* Problem statement: Tally the lines below that contain the word "timestamp", and give only that number.

┄┄┄┄┄┄┄┄┄┄┄┄┄┄┄┄┄┄┄┄

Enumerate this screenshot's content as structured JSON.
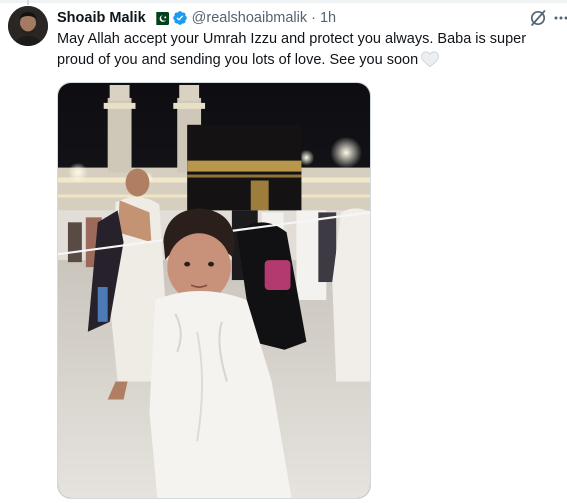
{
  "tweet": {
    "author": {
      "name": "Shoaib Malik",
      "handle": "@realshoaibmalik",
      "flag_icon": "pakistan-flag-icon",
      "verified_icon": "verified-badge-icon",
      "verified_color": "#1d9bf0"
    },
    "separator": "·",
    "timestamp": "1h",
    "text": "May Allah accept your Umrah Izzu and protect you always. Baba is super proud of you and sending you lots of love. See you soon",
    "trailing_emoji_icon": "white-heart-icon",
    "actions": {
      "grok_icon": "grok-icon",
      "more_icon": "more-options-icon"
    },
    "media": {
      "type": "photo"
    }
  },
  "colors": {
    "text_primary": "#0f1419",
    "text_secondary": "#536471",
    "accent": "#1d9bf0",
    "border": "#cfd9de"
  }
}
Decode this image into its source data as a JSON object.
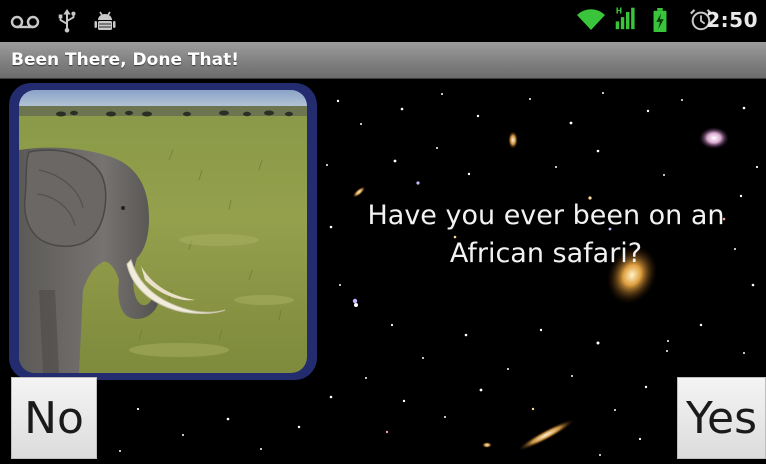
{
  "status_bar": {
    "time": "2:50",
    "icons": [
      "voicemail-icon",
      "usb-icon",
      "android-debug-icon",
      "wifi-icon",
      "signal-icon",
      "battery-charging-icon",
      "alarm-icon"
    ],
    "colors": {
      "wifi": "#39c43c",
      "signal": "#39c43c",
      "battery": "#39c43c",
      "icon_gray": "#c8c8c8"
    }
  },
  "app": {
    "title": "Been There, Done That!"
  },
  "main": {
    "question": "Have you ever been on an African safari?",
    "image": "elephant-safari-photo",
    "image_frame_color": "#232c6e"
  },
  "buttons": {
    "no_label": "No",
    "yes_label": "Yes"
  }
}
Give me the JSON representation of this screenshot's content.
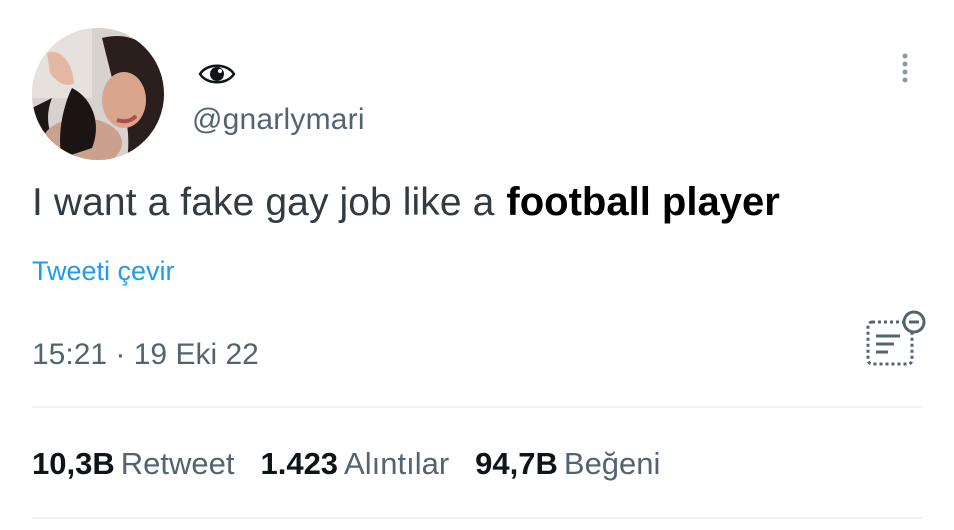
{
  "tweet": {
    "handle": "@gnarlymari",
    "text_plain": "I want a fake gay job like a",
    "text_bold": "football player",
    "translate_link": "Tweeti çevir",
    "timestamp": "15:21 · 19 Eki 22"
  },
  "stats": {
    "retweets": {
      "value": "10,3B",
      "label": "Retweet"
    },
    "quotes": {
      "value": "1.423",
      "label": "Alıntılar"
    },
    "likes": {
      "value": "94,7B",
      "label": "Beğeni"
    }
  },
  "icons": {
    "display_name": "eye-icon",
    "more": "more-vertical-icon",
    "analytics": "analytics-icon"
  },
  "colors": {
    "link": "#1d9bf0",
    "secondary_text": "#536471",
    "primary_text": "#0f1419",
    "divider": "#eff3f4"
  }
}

┄┄┄┄┄┄┄┄┄┄┄┄┄┄┄┄┄┄┄┄

* Task answer: 2